Records that describe figures
----------------
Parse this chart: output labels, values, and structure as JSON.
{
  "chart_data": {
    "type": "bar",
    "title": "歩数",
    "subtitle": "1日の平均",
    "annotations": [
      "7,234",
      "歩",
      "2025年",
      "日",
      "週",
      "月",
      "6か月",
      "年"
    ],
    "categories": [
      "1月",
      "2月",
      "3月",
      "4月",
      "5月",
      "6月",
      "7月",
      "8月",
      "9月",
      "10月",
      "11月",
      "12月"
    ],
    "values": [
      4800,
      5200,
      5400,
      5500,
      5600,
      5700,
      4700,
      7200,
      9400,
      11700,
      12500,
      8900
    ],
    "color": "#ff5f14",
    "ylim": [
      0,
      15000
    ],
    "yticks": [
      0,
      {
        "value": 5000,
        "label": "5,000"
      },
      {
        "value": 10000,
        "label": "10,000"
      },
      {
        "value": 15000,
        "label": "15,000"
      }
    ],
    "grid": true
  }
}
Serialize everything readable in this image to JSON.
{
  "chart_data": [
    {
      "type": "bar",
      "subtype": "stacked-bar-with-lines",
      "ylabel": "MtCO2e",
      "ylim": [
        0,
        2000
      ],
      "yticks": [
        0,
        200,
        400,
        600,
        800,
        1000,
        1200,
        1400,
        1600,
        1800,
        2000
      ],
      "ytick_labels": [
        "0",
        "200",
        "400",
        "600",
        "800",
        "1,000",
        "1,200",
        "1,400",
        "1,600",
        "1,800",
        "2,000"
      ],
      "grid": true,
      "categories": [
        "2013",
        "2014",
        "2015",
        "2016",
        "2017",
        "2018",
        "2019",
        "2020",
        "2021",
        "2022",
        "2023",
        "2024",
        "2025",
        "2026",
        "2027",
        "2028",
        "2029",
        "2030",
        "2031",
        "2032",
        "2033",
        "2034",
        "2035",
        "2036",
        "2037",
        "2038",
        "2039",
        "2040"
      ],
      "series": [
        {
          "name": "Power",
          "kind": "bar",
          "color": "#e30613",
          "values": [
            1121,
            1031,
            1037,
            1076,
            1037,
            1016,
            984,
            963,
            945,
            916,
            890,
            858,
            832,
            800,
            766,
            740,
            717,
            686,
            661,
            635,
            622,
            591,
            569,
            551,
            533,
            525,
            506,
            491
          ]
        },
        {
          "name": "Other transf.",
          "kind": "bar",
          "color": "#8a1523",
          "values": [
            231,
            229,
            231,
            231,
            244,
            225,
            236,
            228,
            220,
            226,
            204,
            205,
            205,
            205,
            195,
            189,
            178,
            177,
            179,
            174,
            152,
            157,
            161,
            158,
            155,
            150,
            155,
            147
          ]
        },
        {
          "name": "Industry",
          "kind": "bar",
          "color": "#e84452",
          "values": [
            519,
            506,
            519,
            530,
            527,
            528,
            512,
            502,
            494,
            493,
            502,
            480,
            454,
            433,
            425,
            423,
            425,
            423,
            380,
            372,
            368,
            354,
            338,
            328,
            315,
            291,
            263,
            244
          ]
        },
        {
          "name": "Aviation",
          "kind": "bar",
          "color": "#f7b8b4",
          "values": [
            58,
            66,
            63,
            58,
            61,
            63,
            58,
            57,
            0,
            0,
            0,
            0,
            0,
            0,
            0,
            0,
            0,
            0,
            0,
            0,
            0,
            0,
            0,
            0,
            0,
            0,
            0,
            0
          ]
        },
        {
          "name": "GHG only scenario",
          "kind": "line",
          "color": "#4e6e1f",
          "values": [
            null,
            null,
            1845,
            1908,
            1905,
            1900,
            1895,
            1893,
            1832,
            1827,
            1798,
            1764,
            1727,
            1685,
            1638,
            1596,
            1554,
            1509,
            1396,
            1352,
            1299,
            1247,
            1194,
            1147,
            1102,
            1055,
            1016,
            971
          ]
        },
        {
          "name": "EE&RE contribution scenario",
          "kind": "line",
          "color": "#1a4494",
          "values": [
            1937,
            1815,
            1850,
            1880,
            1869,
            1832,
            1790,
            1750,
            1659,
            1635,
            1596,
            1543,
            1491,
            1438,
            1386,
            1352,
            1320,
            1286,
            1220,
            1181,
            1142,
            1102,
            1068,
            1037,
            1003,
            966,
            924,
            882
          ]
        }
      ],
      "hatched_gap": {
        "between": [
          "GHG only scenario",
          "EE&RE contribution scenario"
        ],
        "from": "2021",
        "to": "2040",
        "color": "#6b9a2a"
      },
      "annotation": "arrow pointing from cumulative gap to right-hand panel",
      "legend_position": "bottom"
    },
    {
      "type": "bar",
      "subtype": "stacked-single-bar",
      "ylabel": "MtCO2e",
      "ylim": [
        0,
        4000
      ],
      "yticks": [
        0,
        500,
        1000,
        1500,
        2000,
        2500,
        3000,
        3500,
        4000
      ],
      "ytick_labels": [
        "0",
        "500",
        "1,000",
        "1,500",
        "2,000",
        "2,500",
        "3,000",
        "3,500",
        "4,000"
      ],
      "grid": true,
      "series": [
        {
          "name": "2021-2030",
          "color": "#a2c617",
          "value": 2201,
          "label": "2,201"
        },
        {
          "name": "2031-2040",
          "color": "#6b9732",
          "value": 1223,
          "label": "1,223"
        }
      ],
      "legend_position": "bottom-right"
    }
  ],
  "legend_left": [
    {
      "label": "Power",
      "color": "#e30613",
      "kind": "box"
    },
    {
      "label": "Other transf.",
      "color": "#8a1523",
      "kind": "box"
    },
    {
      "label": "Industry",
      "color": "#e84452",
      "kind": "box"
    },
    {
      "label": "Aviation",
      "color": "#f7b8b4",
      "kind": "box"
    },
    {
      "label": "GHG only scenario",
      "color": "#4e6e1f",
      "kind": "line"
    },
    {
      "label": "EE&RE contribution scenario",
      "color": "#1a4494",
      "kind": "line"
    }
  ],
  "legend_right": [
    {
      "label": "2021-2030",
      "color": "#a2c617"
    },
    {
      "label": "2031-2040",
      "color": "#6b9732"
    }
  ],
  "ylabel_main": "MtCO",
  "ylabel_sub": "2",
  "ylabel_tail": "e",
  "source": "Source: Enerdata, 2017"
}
----------------
WHAT IS EXPECTED → In the material above, find the lines that contain "name" and show them.

SOLUTION FOR THIS EXERCISE →
          "name": "Power",
          "name": "Other transf.",
          "name": "Industry",
          "name": "Aviation",
          "name": "GHG only scenario",
          "name": "EE&RE contribution scenario",
          "name": "2021-2030",
          "name": "2031-2040",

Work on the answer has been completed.